Rewrite the data below as a numbered list with blank lines omitted, starting at the line that contains "- cloud-icon[interactable]: ☁: [28, 1000, 44, 1016]" and ending after the line that contains "- folder-icon[interactable]: [999, 607, 1019, 621]". Include only those lines.

Source data:
━━━━━━━━━━━━━━━━━━━━

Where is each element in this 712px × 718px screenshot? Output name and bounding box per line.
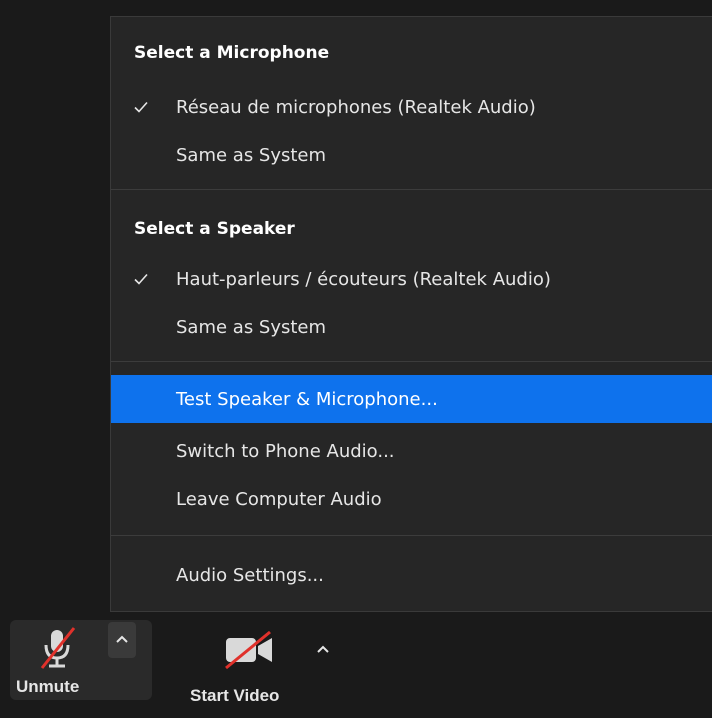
microphone-section-title: Select a Microphone: [134, 43, 330, 63]
menu-divider: [111, 361, 712, 362]
unmute-button[interactable]: Unmute: [10, 620, 152, 700]
microphone-option-realtek[interactable]: Réseau de microphones (Realtek Audio): [111, 83, 712, 131]
leave-computer-audio-item[interactable]: Leave Computer Audio: [111, 475, 712, 523]
test-speaker-microphone-label: Test Speaker & Microphone...: [176, 388, 438, 410]
audio-menu: Select a Microphone Réseau de microphone…: [110, 16, 712, 612]
check-icon: [134, 101, 148, 113]
meeting-toolbar: Unmute Start Video: [0, 612, 712, 718]
chevron-up-icon: [317, 645, 329, 653]
test-speaker-microphone-item[interactable]: Test Speaker & Microphone...: [111, 375, 712, 423]
switch-to-phone-audio-label: Switch to Phone Audio...: [176, 440, 395, 462]
audio-settings-item[interactable]: Audio Settings...: [111, 551, 712, 599]
unmute-label: Unmute: [16, 677, 80, 696]
menu-divider: [111, 535, 712, 536]
microphone-option-label: Same as System: [176, 144, 327, 166]
microphone-option-label: Réseau de microphones (Realtek Audio): [176, 96, 536, 118]
speaker-section-title: Select a Speaker: [134, 219, 295, 239]
leave-computer-audio-label: Leave Computer Audio: [176, 488, 382, 510]
microphone-options-button[interactable]: [108, 622, 136, 658]
check-icon: [134, 273, 148, 285]
speaker-option-same-as-system[interactable]: Same as System: [111, 303, 712, 351]
microphone-muted-icon: [40, 627, 76, 669]
start-video-label[interactable]: Start Video: [190, 686, 279, 706]
switch-to-phone-audio-item[interactable]: Switch to Phone Audio...: [111, 427, 712, 475]
chevron-up-icon: [116, 635, 128, 643]
video-options-button[interactable]: [311, 638, 335, 662]
speaker-option-label: Haut-parleurs / écouteurs (Realtek Audio…: [176, 268, 551, 290]
audio-settings-label: Audio Settings...: [176, 564, 324, 586]
menu-divider: [111, 189, 712, 190]
speaker-option-realtek[interactable]: Haut-parleurs / écouteurs (Realtek Audio…: [111, 255, 712, 303]
video-muted-icon[interactable]: [222, 630, 276, 670]
speaker-option-label: Same as System: [176, 316, 327, 338]
microphone-option-same-as-system[interactable]: Same as System: [111, 131, 712, 179]
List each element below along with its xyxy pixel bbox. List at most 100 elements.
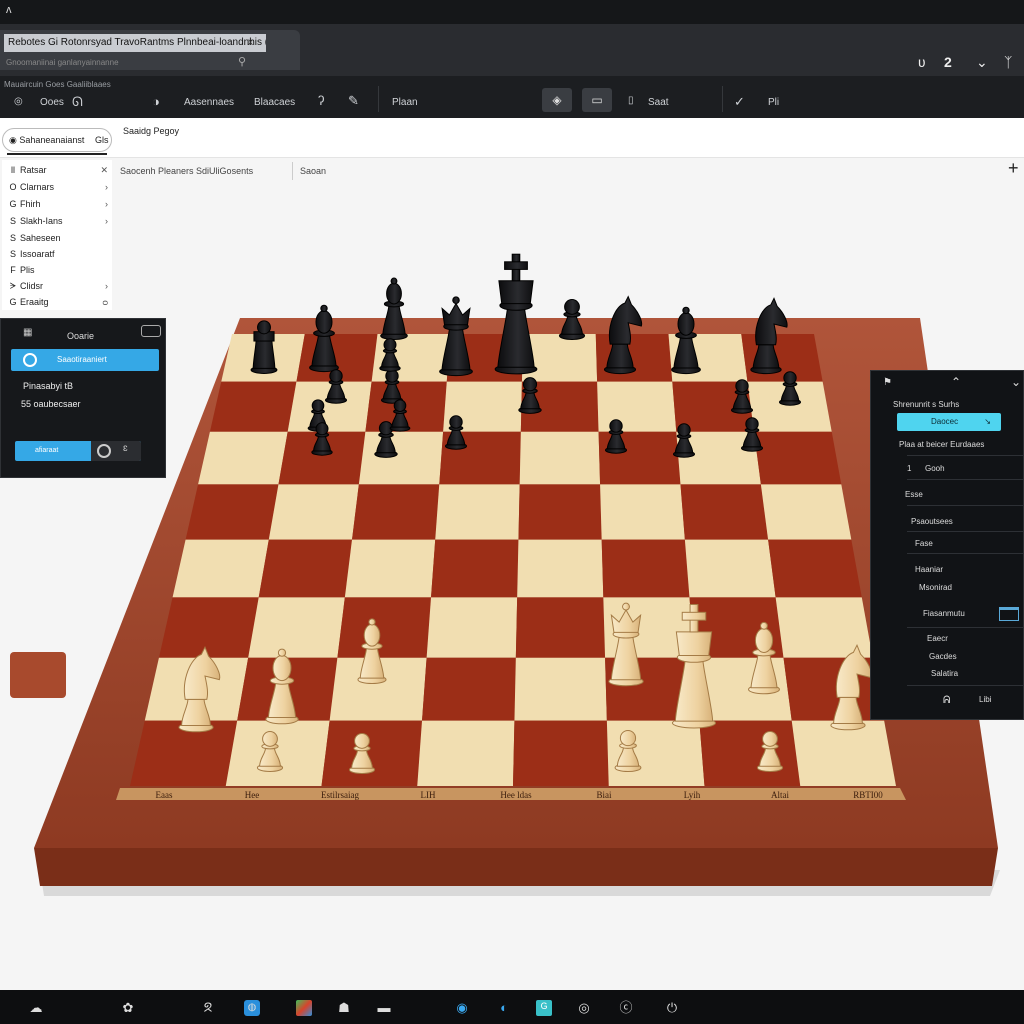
- cloud-icon[interactable]: ☁: [28, 1000, 44, 1016]
- board-square[interactable]: [699, 720, 801, 786]
- board-square[interactable]: [597, 381, 677, 432]
- move-label[interactable]: Psaoutsees: [911, 517, 953, 526]
- board-square[interactable]: [680, 484, 769, 540]
- board-square[interactable]: [371, 334, 451, 382]
- move-number: 1: [907, 464, 912, 473]
- divider: [907, 627, 1023, 628]
- mail-icon[interactable]: ⓒ: [618, 1000, 634, 1016]
- power-icon[interactable]: ⏻: [664, 1000, 680, 1016]
- board-square[interactable]: [172, 539, 269, 598]
- file-label: Hee ldas: [500, 790, 532, 800]
- board-square[interactable]: [518, 484, 602, 540]
- photos-icon[interactable]: [296, 1000, 312, 1016]
- start-button[interactable]: Saaotiraaniert: [11, 349, 159, 371]
- chevron-icon[interactable]: ⌃: [951, 375, 961, 389]
- player-rating: 55 oaubecsaer: [21, 399, 81, 409]
- divider: [907, 505, 1023, 506]
- move-label[interactable]: Salatira: [931, 669, 958, 678]
- file-label: Eaas: [156, 790, 173, 800]
- panel-subtitle: Plaa at beicer Eurdaaes: [899, 440, 985, 449]
- board-square[interactable]: [600, 484, 685, 540]
- board-square[interactable]: [352, 484, 440, 540]
- chrome-icon[interactable]: ◉: [454, 1000, 470, 1016]
- board-square[interactable]: [513, 720, 609, 786]
- board-square[interactable]: [268, 484, 359, 540]
- board-square[interactable]: [358, 431, 444, 485]
- file-label: Altai: [771, 790, 789, 800]
- black-bishop-icon[interactable]: [380, 277, 408, 340]
- board-square[interactable]: [337, 597, 432, 658]
- board-square[interactable]: [185, 484, 279, 540]
- browser-icon[interactable]: ◍: [244, 1000, 260, 1016]
- board-square[interactable]: [248, 597, 345, 658]
- board-square[interactable]: [519, 431, 601, 485]
- action-toggle[interactable]: ɛ: [91, 441, 141, 461]
- board-square[interactable]: [601, 539, 690, 598]
- move-label[interactable]: Haaniar: [915, 565, 943, 574]
- board-square[interactable]: [209, 381, 297, 432]
- toggle-icon[interactable]: [141, 325, 161, 337]
- chart-icon[interactable]: ᘝ: [200, 1000, 216, 1016]
- bell-icon[interactable]: ᕱ: [943, 695, 950, 706]
- steam-icon[interactable]: ▬: [376, 1000, 392, 1016]
- player-name: Pinasabyi tB: [23, 381, 74, 391]
- board-square[interactable]: [684, 539, 776, 598]
- folder-icon[interactable]: [999, 607, 1019, 621]
- board-square[interactable]: [741, 334, 823, 382]
- move-label[interactable]: Fase: [915, 539, 933, 548]
- board-square[interactable]: [514, 657, 607, 721]
- spotify-icon[interactable]: ◎: [576, 1000, 592, 1016]
- board-square[interactable]: [287, 381, 372, 432]
- move-label[interactable]: Eaecr: [927, 634, 948, 643]
- board-square[interactable]: [321, 720, 423, 786]
- divider: [907, 479, 1023, 480]
- divider: [907, 531, 1023, 532]
- settings-icon[interactable]: ✿: [120, 1000, 136, 1016]
- radio-icon: [97, 444, 111, 458]
- board-square[interactable]: [198, 431, 288, 485]
- board-square[interactable]: [258, 539, 353, 598]
- download-button[interactable]: Daocec ↘: [897, 413, 1001, 431]
- file-label: Lyih: [684, 790, 701, 800]
- board-square[interactable]: [344, 539, 436, 598]
- board-square[interactable]: [768, 539, 862, 598]
- board-drawer[interactable]: [10, 652, 66, 698]
- grid-icon[interactable]: ▦: [23, 327, 32, 338]
- refresh-icon: [23, 353, 37, 367]
- board-square[interactable]: [435, 484, 520, 540]
- black-king-icon[interactable]: [494, 253, 538, 375]
- move-label[interactable]: Msonirad: [919, 583, 952, 592]
- divider: [907, 685, 1023, 686]
- expand-icon[interactable]: ⌄: [1011, 375, 1021, 389]
- board-square[interactable]: [754, 431, 842, 485]
- move-label[interactable]: Gacdes: [929, 652, 957, 661]
- footer-label[interactable]: Libi: [979, 695, 991, 704]
- files-icon[interactable]: ᴳ: [536, 1000, 552, 1016]
- arrow-icon: ↘: [984, 417, 991, 426]
- taskbar: ☁ ✿ ᘝ ◍ ☗ ▬ ◉ ◐ ᴳ ◎ ⓒ ⏻: [0, 990, 1024, 1024]
- board-frame-edge: [34, 848, 998, 886]
- board-square[interactable]: [791, 720, 896, 786]
- file-label: RBTI00: [853, 790, 883, 800]
- file-label: Estilrsaiag: [321, 790, 359, 800]
- board-square[interactable]: [158, 597, 259, 658]
- move-label[interactable]: Fiasanmutu: [923, 609, 965, 618]
- move-label[interactable]: Gooh: [925, 464, 945, 473]
- store-icon[interactable]: ☗: [336, 1000, 352, 1016]
- board-square[interactable]: [760, 484, 852, 540]
- board-square[interactable]: [431, 539, 519, 598]
- board-square[interactable]: [595, 334, 673, 382]
- edge-icon[interactable]: ◐: [496, 1000, 512, 1016]
- board-square[interactable]: [417, 720, 515, 786]
- board-square[interactable]: [515, 597, 606, 658]
- moves-panel: ⚑ ⌃ ⌄ Shrenunrit s Surhs Daocec ↘ Plaa a…: [870, 370, 1024, 720]
- board-square[interactable]: [517, 539, 604, 598]
- file-label: Biai: [597, 790, 612, 800]
- board-square[interactable]: [225, 720, 330, 786]
- board-square[interactable]: [422, 657, 516, 721]
- move-label[interactable]: Esse: [905, 490, 923, 499]
- flag-icon[interactable]: ⚑: [883, 377, 892, 388]
- file-label: LIH: [421, 790, 436, 800]
- board-square[interactable]: [426, 597, 518, 658]
- download-button-label: Daocec: [931, 417, 959, 426]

━━━━━━━━━━━━━━━━━━━━

The solution:
1. - cloud-icon[interactable]: ☁: [28, 1000, 44, 1016]
2. - board-square[interactable]: [699, 720, 801, 786]
3. - board-square[interactable]: [597, 381, 677, 432]
4. - move-label[interactable]: Psaoutsees: [911, 517, 953, 526]
5. - board-square[interactable]: [680, 484, 769, 540]
6. - board-square[interactable]: [371, 334, 451, 382]
7. - move-number: 1: [907, 464, 912, 473]
8. - divider: [907, 627, 1023, 628]
9. - mail-icon[interactable]: ⓒ: [618, 1000, 634, 1016]
10. - power-icon[interactable]: ⏻: [664, 1000, 680, 1016]
11. - board-square[interactable]: [172, 539, 269, 598]
12. - file-label: Hee ldas: [500, 790, 532, 800]
13. - board-square[interactable]: [518, 484, 602, 540]
14. - photos-icon[interactable]: [296, 1000, 312, 1016]
15. - start-button[interactable]: Saaotiraaniert: [11, 349, 159, 371]
16. - chevron-icon[interactable]: ⌃: [951, 375, 961, 389]
17. - player-rating: 55 oaubecsaer: [21, 399, 81, 409]
18. - divider: [907, 505, 1023, 506]
19. - move-label[interactable]: Salatira: [931, 669, 958, 678]
20. - file-label: Eaas: [156, 790, 173, 800]
21. - panel-subtitle: Plaa at beicer Eurdaaes: [899, 440, 985, 449]
22. - board-square[interactable]: [600, 484, 685, 540]
23. - board-square[interactable]: [352, 484, 440, 540]
24. - chrome-icon[interactable]: ◉: [454, 1000, 470, 1016]
25. - board-square[interactable]: [513, 720, 609, 786]
26. - board-square[interactable]: [268, 484, 359, 540]
27. - board-square[interactable]: [358, 431, 444, 485]
28. - file-label: Altai: [771, 790, 789, 800]
29. - black-bishop-icon[interactable]: [380, 277, 408, 340]
30. - board-square[interactable]: [337, 597, 432, 658]
31. - board-square[interactable]: [185, 484, 279, 540]
32. - browser-icon[interactable]: ◍: [244, 1000, 260, 1016]
33. - board-square[interactable]: [248, 597, 345, 658]
34. - board-square[interactable]: [519, 431, 601, 485]
35. - action-toggle[interactable]: ɛ: [91, 441, 141, 461]
36. - board-square[interactable]: [601, 539, 690, 598]
37. - move-label[interactable]: Haaniar: [915, 565, 943, 574]
38. - board-square[interactable]: [209, 381, 297, 432]
39. - toggle-icon[interactable]: [141, 325, 161, 337]
40. - chart-icon[interactable]: ᘝ: [200, 1000, 216, 1016]
41. - bell-icon[interactable]: ᕱ: [943, 695, 950, 706]
42. - steam-icon[interactable]: ▬: [376, 1000, 392, 1016]
43. - player-name: Pinasabyi tB: [23, 381, 74, 391]
44. - board-square[interactable]: [684, 539, 776, 598]
45. - folder-icon[interactable]: [999, 607, 1019, 621]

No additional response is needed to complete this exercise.